Saved entries
>>>>

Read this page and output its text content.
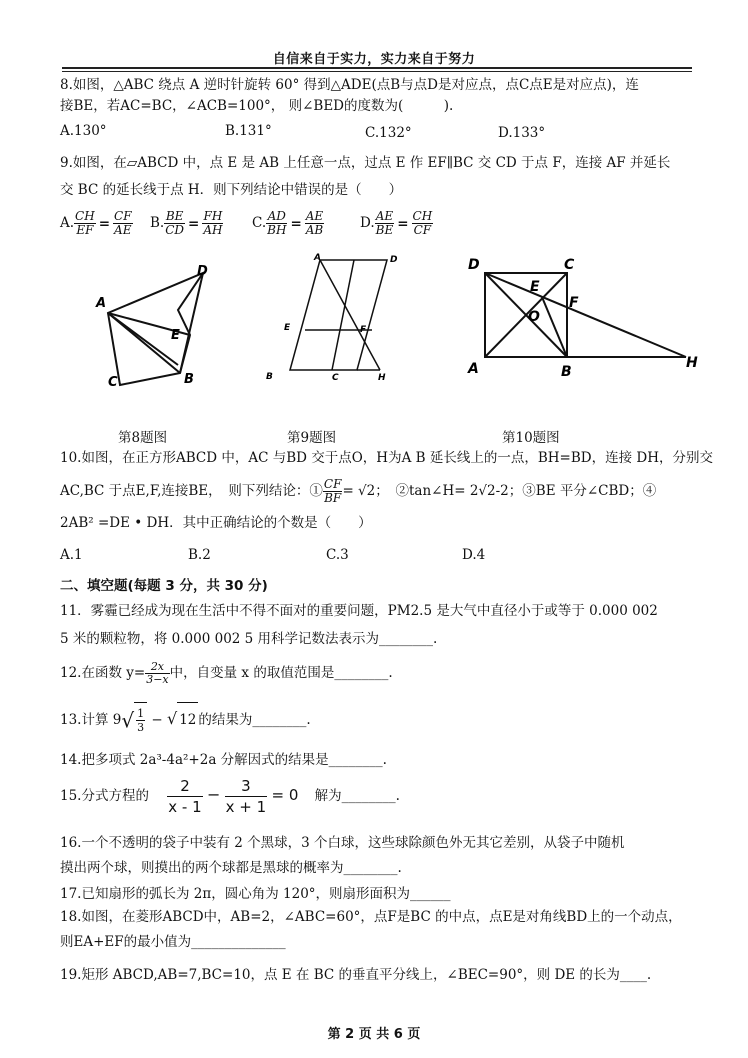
自信来自于实力，实力来自于努力
8.如图，△ABC 绕点 A 逆时针旋转 60° 得到△ADE(点B与点D是对应点，点C点E是对应点)，连
接BE，若AC=BC，∠ACB=100°， 则∠BED的度数为(　　　).
A.130°	B.131°	C.132°	D.133°
9.如图，在▱ABCD 中，点 E 是 AB 上任意一点，过点 E 作 EF∥BC 交 CD 于点 F，连接 AF 并延长
交 BC 的延长线于点 H．则下列结论中错误的是（　　）
A. $\frac{CH}{EF} = \frac{CF}{AE} B$. $\frac{BE}{CD} = \frac{FH}{AH} C$. $\frac{AD}{BH} = \frac{AE}{AB}$	D. $\frac{AE}{BE} = \frac{CH}{CF}$
A
B
C
D
E
A	D
E	F
B	C	H
D	C
E
F
O
A	B
H
第8题图	第9题图	第10题图
10.如图，在正方形ABCD 中，AC 与BD 交于点O，H为A B 延长线上的一点，BH=BD，连接 DH，分别交
AC,BC 于点E,F,连接BE，　则下列结论：① $\frac{CF}{BF} = √2$；　②tan∠H= 2√2-2；③BE 平分∠CBD；④
2AB² =DE • DH．其中正确结论的个数是（　　）
A.1	B.2	C.3	D.4
二、填空题(每题 3 分，共 30 分)
11．雾霾已经成为现在生活中不得不面对的重要问题，PM2.5 是大气中直径小于或等于 0.000 002
5 米的颗粒物，将 0.000 002 5 用科学记数法表示为________.
12.在函数 $y= \frac{2x}{3-x}$ 中，自变量 x 的取值范围是________.
13.计算 $9√ \frac{1}{3}$ − √ 12 的结果为________.
14.把多项式 2a³-4a²+2a 分解因式的结果是________.
15.分式方程的 $\frac{2}{x - 1} - \frac{3}{x + 1} = 0$ 解为________.
16.一个不透明的袋子中装有 2 个黑球，3 个白球，这些球除颜色外无其它差别，从袋子中随机
摸出两个球，则摸出的两个球都是黑球的概率为________.
17.已知扇形的弧长为 2π，圆心角为 120°，则扇形面积为______
18.如图，在菱形ABCD中，AB=2，∠ABC=60°，点F是BC 的中点，点E是对角线BD上的一个动点，
则EA+EF的最小值为______________
19.矩形 ABCD,AB=7,BC=10，点 E 在 BC 的垂直平分线上，∠BEC=90°，则 DE 的长为____.
第 2 页 共 6 页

<<<<

▸ **SET PROBLEM**
How many of the lines above include the string "frac"? Reply with the number by itself.

▸ **SOLUTION BELOW**
5